- [Directions for this task]
The records below must be retyped exactly.

- [Available data]
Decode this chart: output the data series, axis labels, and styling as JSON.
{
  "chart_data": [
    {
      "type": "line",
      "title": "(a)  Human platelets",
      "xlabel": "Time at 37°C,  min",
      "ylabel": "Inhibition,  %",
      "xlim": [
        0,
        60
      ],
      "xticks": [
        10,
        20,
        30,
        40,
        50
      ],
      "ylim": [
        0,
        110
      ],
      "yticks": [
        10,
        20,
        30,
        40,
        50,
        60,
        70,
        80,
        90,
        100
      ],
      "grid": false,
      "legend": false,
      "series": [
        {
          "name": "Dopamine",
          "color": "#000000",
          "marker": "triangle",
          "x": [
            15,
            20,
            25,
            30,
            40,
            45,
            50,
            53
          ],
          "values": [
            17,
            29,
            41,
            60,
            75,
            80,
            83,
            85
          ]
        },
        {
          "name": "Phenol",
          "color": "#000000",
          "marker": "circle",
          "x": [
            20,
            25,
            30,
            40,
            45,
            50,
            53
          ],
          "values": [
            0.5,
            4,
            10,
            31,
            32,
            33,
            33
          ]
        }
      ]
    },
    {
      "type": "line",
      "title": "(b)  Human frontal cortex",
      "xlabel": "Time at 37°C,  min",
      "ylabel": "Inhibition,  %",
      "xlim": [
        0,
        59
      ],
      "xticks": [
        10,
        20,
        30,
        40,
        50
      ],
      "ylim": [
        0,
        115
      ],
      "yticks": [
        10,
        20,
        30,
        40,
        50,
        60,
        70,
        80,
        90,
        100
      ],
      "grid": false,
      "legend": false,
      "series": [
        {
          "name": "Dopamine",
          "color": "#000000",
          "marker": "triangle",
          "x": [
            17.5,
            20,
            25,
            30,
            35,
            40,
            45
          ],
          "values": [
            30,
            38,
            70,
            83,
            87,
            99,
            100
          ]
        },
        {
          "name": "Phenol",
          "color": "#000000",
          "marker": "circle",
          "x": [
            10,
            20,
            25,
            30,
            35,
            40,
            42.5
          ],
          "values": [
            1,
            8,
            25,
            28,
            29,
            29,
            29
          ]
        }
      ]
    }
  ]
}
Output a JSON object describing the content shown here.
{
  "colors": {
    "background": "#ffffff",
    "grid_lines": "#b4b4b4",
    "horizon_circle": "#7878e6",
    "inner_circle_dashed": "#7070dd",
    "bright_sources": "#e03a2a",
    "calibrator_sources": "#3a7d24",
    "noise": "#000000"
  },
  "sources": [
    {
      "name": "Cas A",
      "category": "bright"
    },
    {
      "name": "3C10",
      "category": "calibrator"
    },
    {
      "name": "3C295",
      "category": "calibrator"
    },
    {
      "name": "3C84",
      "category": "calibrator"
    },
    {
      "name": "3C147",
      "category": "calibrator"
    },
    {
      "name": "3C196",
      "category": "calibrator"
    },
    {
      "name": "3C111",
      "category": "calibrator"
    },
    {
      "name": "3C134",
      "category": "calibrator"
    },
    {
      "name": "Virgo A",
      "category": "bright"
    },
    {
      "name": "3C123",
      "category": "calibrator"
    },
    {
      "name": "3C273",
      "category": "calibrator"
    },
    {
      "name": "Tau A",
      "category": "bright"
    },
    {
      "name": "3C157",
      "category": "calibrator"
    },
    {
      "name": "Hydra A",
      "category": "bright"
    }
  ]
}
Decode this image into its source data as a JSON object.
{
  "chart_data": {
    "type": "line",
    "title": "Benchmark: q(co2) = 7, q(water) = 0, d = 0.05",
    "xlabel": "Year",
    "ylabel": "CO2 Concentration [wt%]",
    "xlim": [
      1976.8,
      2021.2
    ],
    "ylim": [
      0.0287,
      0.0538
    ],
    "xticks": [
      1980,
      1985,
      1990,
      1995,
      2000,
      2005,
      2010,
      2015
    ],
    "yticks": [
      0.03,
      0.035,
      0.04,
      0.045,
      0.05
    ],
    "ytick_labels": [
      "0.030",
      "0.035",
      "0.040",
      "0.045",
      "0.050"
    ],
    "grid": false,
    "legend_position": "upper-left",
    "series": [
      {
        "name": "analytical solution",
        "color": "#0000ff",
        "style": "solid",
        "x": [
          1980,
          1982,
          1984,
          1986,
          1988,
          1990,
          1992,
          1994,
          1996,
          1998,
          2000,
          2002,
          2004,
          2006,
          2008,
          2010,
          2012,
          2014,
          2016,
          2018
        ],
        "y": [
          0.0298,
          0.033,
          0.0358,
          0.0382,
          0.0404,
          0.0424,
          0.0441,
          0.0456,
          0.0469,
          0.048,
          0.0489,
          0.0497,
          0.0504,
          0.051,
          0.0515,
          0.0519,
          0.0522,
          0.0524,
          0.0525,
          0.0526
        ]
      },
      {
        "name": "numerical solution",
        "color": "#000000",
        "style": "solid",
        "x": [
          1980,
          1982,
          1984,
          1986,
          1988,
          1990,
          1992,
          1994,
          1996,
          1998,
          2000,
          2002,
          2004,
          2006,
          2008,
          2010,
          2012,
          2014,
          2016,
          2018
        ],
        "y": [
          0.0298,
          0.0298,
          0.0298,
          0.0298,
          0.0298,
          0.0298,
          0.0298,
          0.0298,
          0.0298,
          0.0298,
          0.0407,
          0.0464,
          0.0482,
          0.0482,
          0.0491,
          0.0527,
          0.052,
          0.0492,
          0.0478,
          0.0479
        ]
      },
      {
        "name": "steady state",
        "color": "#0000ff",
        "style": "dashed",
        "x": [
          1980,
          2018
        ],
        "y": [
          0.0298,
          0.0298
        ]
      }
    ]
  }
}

- [Result of this task]
Decode this chart: output the data series, axis labels, and styling as JSON.
{
  "chart_data": [
    {
      "type": "line",
      "title": "(a)  Human platelets",
      "xlabel": "Time at 37°C,  min",
      "ylabel": "Inhibition,  %",
      "xlim": [
        0,
        60
      ],
      "xticks": [
        10,
        20,
        30,
        40,
        50
      ],
      "ylim": [
        0,
        110
      ],
      "yticks": [
        10,
        20,
        30,
        40,
        50,
        60,
        70,
        80,
        90,
        100
      ],
      "grid": false,
      "legend": false,
      "series": [
        {
          "name": "Dopamine",
          "color": "#000000",
          "marker": "triangle",
          "x": [
            15,
            20,
            25,
            30,
            40,
            45,
            50,
            53
          ],
          "values": [
            17,
            29,
            41,
            60,
            75,
            80,
            83,
            85
          ]
        },
        {
          "name": "Phenol",
          "color": "#000000",
          "marker": "circle",
          "x": [
            20,
            25,
            30,
            40,
            45,
            50,
            53
          ],
          "values": [
            0.5,
            4,
            10,
            31,
            32,
            33,
            33
          ]
        }
      ]
    },
    {
      "type": "line",
      "title": "(b)  Human frontal cortex",
      "xlabel": "Time at 37°C,  min",
      "ylabel": "Inhibition,  %",
      "xlim": [
        0,
        59
      ],
      "xticks": [
        10,
        20,
        30,
        40,
        50
      ],
      "ylim": [
        0,
        115
      ],
      "yticks": [
        10,
        20,
        30,
        40,
        50,
        60,
        70,
        80,
        90,
        100
      ],
      "grid": false,
      "legend": false,
      "series": [
        {
          "name": "Dopamine",
          "color": "#000000",
          "marker": "triangle",
          "x": [
            17.5,
            20,
            25,
            30,
            35,
            40,
            45
          ],
          "values": [
            30,
            38,
            70,
            83,
            87,
            99,
            100
          ]
        },
        {
          "name": "Phenol",
          "color": "#000000",
          "marker": "circle",
          "x": [
            10,
            20,
            25,
            30,
            35,
            40,
            42.5
          ],
          "values": [
            1,
            8,
            25,
            28,
            29,
            29,
            29
          ]
        }
      ]
    }
  ]
}
Output a JSON object describing the content shown here.
{
  "colors": {
    "background": "#ffffff",
    "grid_lines": "#b4b4b4",
    "horizon_circle": "#7878e6",
    "inner_circle_dashed": "#7070dd",
    "bright_sources": "#e03a2a",
    "calibrator_sources": "#3a7d24",
    "noise": "#000000"
  },
  "sources": [
    {
      "name": "Cas A",
      "category": "bright"
    },
    {
      "name": "3C10",
      "category": "calibrator"
    },
    {
      "name": "3C295",
      "category": "calibrator"
    },
    {
      "name": "3C84",
      "category": "calibrator"
    },
    {
      "name": "3C147",
      "category": "calibrator"
    },
    {
      "name": "3C196",
      "category": "calibrator"
    },
    {
      "name": "3C111",
      "category": "calibrator"
    },
    {
      "name": "3C134",
      "category": "calibrator"
    },
    {
      "name": "Virgo A",
      "category": "bright"
    },
    {
      "name": "3C123",
      "category": "calibrator"
    },
    {
      "name": "3C273",
      "category": "calibrator"
    },
    {
      "name": "Tau A",
      "category": "bright"
    },
    {
      "name": "3C157",
      "category": "calibrator"
    },
    {
      "name": "Hydra A",
      "category": "bright"
    }
  ]
}
Decode this image into its source data as a JSON object.
{
  "chart_data": {
    "type": "line",
    "title": "Benchmark: q(co2) = 7, q(water) = 0, d = 0.05",
    "xlabel": "Year",
    "ylabel": "CO2 Concentration [wt%]",
    "xlim": [
      1976.8,
      2021.2
    ],
    "ylim": [
      0.0287,
      0.0538
    ],
    "xticks": [
      1980,
      1985,
      1990,
      1995,
      2000,
      2005,
      2010,
      2015
    ],
    "yticks": [
      0.03,
      0.035,
      0.04,
      0.045,
      0.05
    ],
    "ytick_labels": [
      "0.030",
      "0.035",
      "0.040",
      "0.045",
      "0.050"
    ],
    "grid": false,
    "legend_position": "upper-left",
    "series": [
      {
        "name": "analytical solution",
        "color": "#0000ff",
        "style": "solid",
        "x": [
          1980,
          1982,
          1984,
          1986,
          1988,
          1990,
          1992,
          1994,
          1996,
          1998,
          2000,
          2002,
          2004,
          2006,
          2008,
          2010,
          2012,
          2014,
          2016,
          2018
        ],
        "y": [
          0.0298,
          0.033,
          0.0358,
          0.0382,
          0.0404,
          0.0424,
          0.0441,
          0.0456,
          0.0469,
          0.048,
          0.0489,
          0.0497,
          0.0504,
          0.051,
          0.0515,
          0.0519,
          0.0522,
          0.0524,
          0.0525,
          0.0526
        ]
      },
      {
        "name": "numerical solution",
        "color": "#000000",
        "style": "solid",
        "x": [
          1980,
          1982,
          1984,
          1986,
          1988,
          1990,
          1992,
          1994,
          1996,
          1998,
          2000,
          2002,
          2004,
          2006,
          2008,
          2010,
          2012,
          2014,
          2016,
          2018
        ],
        "y": [
          0.0298,
          0.0298,
          0.0298,
          0.0298,
          0.0298,
          0.0298,
          0.0298,
          0.0298,
          0.0298,
          0.0298,
          0.0407,
          0.0464,
          0.0482,
          0.0482,
          0.0491,
          0.0527,
          0.052,
          0.0492,
          0.0478,
          0.0479
        ]
      },
      {
        "name": "steady state",
        "color": "#0000ff",
        "style": "dashed",
        "x": [
          1980,
          2018
        ],
        "y": [
          0.0298,
          0.0298
        ]
      }
    ]
  }
}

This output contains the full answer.